[Lines of data]
↓↓↓

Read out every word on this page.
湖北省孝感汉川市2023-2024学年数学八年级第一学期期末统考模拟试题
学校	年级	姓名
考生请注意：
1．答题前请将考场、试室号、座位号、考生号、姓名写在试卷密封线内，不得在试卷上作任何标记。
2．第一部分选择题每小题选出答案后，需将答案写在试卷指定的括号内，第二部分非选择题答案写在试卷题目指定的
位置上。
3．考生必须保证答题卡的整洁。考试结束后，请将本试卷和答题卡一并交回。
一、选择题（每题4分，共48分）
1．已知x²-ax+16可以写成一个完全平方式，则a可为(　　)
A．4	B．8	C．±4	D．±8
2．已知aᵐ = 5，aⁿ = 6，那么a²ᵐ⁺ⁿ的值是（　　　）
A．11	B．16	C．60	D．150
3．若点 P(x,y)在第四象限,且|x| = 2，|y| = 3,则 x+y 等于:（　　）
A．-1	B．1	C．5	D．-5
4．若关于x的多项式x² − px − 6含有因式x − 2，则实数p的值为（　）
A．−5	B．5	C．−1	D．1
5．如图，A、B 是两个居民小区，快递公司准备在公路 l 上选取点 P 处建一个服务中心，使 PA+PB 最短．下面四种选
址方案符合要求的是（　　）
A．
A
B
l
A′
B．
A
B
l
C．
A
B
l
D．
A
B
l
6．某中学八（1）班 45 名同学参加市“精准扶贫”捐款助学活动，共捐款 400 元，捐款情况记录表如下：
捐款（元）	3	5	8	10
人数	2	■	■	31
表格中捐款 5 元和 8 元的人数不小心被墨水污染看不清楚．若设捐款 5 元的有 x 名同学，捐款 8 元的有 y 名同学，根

↑↑↑

To be done: Repeat the data above, word for word.

Completed task:
Read out every word on this page.
湖北省孝感汉川市2023-2024学年数学八年级第一学期期末统考模拟试题
学校	年级	姓名
考生请注意：
1．答题前请将考场、试室号、座位号、考生号、姓名写在试卷密封线内，不得在试卷上作任何标记。
2．第一部分选择题每小题选出答案后，需将答案写在试卷指定的括号内，第二部分非选择题答案写在试卷题目指定的
位置上。
3．考生必须保证答题卡的整洁。考试结束后，请将本试卷和答题卡一并交回。
一、选择题（每题4分，共48分）
1．已知x²-ax+16可以写成一个完全平方式，则a可为(　　)
A．4	B．8	C．±4	D．±8
2．已知aᵐ = 5，aⁿ = 6，那么a²ᵐ⁺ⁿ的值是（　　　）
A．11	B．16	C．60	D．150
3．若点 P(x,y)在第四象限,且|x| = 2，|y| = 3,则 x+y 等于:（　　）
A．-1	B．1	C．5	D．-5
4．若关于x的多项式x² − px − 6含有因式x − 2，则实数p的值为（　）
A．−5	B．5	C．−1	D．1
5．如图，A、B 是两个居民小区，快递公司准备在公路 l 上选取点 P 处建一个服务中心，使 PA+PB 最短．下面四种选
址方案符合要求的是（　　）
A．
A
B
l
A′
B．
A
B
l
C．
A
B
l
D．
A
B
l
6．某中学八（1）班 45 名同学参加市“精准扶贫”捐款助学活动，共捐款 400 元，捐款情况记录表如下：
捐款（元）	3	5	8	10
人数	2	■	■	31
表格中捐款 5 元和 8 元的人数不小心被墨水污染看不清楚．若设捐款 5 元的有 x 名同学，捐款 8 元的有 y 名同学，根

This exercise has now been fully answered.